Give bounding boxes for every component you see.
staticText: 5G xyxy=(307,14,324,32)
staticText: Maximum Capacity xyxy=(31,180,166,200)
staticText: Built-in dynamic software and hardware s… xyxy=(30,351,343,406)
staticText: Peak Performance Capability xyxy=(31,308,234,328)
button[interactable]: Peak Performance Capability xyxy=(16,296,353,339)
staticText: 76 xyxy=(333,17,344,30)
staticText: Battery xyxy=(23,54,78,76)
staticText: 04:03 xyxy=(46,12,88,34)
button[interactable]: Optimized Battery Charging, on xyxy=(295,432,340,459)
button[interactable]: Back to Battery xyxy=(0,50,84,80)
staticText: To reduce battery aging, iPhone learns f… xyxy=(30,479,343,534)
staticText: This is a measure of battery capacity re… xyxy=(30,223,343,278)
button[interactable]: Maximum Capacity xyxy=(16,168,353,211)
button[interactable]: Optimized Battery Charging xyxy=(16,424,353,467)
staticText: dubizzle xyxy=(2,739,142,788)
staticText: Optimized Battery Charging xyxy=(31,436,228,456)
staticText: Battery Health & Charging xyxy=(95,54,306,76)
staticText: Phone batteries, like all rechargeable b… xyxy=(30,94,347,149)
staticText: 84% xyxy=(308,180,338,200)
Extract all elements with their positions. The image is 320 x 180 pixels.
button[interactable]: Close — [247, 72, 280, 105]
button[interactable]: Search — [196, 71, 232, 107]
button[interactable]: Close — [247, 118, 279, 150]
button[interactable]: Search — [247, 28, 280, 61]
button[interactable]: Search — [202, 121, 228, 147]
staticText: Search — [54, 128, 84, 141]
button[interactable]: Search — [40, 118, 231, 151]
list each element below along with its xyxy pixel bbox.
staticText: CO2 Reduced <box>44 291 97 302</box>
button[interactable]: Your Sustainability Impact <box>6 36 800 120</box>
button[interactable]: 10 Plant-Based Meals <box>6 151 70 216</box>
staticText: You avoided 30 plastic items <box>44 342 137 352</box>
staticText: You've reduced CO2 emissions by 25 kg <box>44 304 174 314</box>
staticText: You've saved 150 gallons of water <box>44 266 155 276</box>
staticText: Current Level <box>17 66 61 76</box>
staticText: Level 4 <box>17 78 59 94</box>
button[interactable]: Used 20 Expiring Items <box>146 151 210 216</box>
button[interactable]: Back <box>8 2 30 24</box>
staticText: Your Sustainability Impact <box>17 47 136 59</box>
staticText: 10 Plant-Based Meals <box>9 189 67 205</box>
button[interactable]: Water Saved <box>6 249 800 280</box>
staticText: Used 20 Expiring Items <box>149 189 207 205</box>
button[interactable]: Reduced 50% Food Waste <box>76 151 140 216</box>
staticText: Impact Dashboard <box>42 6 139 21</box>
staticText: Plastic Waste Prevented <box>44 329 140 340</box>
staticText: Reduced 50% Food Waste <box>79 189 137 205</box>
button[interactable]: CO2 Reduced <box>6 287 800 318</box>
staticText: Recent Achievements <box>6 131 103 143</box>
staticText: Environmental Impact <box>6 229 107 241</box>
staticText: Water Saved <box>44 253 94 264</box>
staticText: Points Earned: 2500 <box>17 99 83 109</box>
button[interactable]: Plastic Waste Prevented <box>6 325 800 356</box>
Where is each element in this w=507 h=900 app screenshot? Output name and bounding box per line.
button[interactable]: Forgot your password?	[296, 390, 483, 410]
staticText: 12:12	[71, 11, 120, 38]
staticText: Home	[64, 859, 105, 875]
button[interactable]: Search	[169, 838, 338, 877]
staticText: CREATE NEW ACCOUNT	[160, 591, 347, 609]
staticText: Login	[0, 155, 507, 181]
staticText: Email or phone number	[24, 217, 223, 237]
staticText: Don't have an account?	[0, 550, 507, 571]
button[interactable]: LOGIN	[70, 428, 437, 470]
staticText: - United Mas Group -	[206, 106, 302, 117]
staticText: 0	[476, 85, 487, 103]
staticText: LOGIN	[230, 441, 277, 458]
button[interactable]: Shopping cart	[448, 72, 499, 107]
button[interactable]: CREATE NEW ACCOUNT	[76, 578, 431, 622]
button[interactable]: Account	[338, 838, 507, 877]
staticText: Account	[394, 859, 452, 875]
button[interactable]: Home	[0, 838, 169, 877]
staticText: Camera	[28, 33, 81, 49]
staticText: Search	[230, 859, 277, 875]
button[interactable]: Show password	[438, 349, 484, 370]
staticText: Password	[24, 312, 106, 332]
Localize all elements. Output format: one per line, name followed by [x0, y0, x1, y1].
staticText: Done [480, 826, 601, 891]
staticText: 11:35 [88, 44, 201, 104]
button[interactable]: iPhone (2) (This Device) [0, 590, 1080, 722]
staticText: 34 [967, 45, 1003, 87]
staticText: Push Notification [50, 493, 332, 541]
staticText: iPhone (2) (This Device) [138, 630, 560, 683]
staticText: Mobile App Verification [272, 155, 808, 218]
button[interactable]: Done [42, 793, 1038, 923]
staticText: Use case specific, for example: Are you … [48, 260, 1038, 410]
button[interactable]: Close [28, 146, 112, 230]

═══

● **GIVEN EXERCISE**
Turn the rows from the first line through the line containing "staticText: To reduce" into a numbered list, leaving out any blank lines.

● **OUTPUT FOR THIS TASK**
1. Give bounding boxes for every component you see.
2. staticText: 5G xyxy=(307,14,324,32)
3. staticText: Maximum Capacity xyxy=(31,180,166,200)
4. staticText: Built-in dynamic software and hardware s… xyxy=(30,351,343,406)
5. staticText: Peak Performance Capability xyxy=(31,308,234,328)
6. button[interactable]: Peak Performance Capability xyxy=(16,296,353,339)
7. staticText: 76 xyxy=(333,17,344,30)
8. staticText: Battery xyxy=(23,54,78,76)
9. staticText: 04:03 xyxy=(46,12,88,34)
10. button[interactable]: Optimized Battery Charging, on xyxy=(295,432,340,459)
11. button[interactable]: Back to Battery xyxy=(0,50,84,80)
12. staticText: To reduce battery aging, iPhone learns f… xyxy=(30,479,343,534)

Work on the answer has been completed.